### Given exercise
Identify the lines that include the word "holder", then copy all of them.

Dataset entries
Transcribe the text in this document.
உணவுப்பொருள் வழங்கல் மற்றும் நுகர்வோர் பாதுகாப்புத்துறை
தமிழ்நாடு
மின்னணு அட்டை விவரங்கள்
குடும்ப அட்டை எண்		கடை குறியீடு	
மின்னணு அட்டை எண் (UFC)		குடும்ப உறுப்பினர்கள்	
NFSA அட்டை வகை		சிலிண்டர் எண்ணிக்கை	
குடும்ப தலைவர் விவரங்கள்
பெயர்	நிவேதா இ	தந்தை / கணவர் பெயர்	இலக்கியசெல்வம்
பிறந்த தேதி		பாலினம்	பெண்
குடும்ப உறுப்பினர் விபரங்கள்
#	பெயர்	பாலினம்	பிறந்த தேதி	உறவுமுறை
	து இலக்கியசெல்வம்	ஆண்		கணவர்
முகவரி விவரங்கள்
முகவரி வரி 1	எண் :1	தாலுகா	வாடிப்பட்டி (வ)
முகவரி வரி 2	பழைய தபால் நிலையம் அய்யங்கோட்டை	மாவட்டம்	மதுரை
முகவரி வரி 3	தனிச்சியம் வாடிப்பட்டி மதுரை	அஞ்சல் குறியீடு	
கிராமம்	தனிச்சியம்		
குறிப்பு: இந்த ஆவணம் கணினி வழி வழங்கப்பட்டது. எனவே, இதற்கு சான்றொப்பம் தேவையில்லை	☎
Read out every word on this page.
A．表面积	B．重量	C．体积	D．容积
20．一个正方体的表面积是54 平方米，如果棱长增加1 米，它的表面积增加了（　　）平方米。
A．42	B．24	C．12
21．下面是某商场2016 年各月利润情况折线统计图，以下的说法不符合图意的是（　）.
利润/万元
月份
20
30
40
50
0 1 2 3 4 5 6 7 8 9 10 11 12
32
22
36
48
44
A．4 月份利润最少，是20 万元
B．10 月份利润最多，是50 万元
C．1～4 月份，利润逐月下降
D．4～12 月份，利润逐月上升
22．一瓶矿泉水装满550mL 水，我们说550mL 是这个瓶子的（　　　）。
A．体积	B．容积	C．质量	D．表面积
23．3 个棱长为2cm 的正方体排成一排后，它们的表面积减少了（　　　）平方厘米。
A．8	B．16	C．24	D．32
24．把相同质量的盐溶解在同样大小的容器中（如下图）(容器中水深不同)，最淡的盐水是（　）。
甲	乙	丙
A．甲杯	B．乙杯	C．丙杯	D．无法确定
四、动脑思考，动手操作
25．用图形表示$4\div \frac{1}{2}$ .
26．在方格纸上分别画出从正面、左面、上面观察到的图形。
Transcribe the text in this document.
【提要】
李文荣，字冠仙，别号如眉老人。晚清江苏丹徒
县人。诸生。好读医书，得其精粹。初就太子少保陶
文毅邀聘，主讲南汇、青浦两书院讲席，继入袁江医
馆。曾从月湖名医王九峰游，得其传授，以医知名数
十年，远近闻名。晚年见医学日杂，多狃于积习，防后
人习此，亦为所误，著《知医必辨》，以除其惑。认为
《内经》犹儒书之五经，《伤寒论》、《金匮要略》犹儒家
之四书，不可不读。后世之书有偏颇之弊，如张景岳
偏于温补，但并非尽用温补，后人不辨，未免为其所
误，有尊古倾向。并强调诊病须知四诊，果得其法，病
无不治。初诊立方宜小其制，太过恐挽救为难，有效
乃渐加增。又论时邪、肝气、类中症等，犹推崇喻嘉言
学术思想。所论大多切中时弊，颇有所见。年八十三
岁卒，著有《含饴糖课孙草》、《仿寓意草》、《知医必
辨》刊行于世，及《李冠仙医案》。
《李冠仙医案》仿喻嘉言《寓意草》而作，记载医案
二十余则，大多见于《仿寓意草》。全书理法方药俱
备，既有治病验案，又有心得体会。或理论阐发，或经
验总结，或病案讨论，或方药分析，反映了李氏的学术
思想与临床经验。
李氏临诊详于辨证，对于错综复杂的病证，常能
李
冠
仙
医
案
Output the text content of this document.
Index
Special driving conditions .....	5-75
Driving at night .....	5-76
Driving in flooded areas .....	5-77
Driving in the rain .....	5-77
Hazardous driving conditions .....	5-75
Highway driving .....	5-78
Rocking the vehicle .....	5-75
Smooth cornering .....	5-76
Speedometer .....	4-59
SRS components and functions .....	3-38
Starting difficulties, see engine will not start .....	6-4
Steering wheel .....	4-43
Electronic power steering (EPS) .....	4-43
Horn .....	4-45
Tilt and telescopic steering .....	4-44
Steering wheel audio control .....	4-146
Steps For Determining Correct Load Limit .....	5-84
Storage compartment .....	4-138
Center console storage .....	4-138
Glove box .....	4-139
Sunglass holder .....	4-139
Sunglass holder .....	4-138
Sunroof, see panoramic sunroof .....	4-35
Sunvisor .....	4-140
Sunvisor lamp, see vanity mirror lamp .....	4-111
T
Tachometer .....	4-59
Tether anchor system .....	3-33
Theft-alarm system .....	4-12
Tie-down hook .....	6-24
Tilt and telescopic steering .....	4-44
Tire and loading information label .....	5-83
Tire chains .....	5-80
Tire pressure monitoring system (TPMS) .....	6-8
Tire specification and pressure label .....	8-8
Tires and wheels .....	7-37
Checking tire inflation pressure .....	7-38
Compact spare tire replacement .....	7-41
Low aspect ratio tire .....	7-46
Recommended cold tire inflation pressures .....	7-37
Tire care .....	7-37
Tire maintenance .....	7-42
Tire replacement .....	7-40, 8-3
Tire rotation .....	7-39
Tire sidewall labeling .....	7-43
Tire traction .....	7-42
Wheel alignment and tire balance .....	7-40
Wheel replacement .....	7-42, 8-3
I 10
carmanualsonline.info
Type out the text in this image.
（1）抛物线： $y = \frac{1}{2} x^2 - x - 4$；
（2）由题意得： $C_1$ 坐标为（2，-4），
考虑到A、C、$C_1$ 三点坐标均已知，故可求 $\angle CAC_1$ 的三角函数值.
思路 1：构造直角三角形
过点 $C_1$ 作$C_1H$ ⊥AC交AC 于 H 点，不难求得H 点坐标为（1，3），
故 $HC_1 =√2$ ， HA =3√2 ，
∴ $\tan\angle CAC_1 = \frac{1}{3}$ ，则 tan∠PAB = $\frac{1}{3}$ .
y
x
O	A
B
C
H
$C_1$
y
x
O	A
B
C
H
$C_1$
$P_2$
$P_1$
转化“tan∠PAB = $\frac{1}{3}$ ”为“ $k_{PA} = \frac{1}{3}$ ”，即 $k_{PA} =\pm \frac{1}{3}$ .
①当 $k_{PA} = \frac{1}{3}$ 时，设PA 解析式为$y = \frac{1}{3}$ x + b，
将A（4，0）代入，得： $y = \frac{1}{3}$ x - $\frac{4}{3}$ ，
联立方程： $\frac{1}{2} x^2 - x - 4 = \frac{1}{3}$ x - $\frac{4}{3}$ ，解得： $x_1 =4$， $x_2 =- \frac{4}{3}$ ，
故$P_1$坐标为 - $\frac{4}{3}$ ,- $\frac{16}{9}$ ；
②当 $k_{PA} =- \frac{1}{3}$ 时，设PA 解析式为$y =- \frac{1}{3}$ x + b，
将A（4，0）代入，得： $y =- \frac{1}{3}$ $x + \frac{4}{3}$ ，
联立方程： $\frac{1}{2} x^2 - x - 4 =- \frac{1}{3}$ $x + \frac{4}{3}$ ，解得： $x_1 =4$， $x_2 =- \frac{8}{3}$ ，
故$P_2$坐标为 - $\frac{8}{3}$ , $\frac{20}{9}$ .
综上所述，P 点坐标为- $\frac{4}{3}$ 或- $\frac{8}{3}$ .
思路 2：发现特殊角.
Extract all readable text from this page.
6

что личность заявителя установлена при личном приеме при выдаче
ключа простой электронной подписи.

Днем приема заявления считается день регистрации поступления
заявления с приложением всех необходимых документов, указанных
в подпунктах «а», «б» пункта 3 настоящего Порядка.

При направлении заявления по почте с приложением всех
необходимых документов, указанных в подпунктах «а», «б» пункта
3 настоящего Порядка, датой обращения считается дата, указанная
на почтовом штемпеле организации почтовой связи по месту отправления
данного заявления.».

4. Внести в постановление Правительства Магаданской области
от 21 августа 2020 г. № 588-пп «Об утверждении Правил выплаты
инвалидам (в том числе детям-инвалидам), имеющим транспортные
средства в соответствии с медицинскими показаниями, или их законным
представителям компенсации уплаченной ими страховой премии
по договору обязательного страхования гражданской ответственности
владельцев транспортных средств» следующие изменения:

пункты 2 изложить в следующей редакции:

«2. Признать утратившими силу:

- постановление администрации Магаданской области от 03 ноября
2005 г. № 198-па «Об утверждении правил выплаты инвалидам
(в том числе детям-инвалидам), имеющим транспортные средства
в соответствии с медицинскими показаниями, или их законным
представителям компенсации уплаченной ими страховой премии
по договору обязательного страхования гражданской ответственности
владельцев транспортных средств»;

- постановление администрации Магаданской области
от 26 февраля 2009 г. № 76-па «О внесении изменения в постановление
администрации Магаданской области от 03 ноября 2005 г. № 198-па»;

### Answer to this exercise
Sunglass holder .....	4-139
Sunglass holder .....	4-138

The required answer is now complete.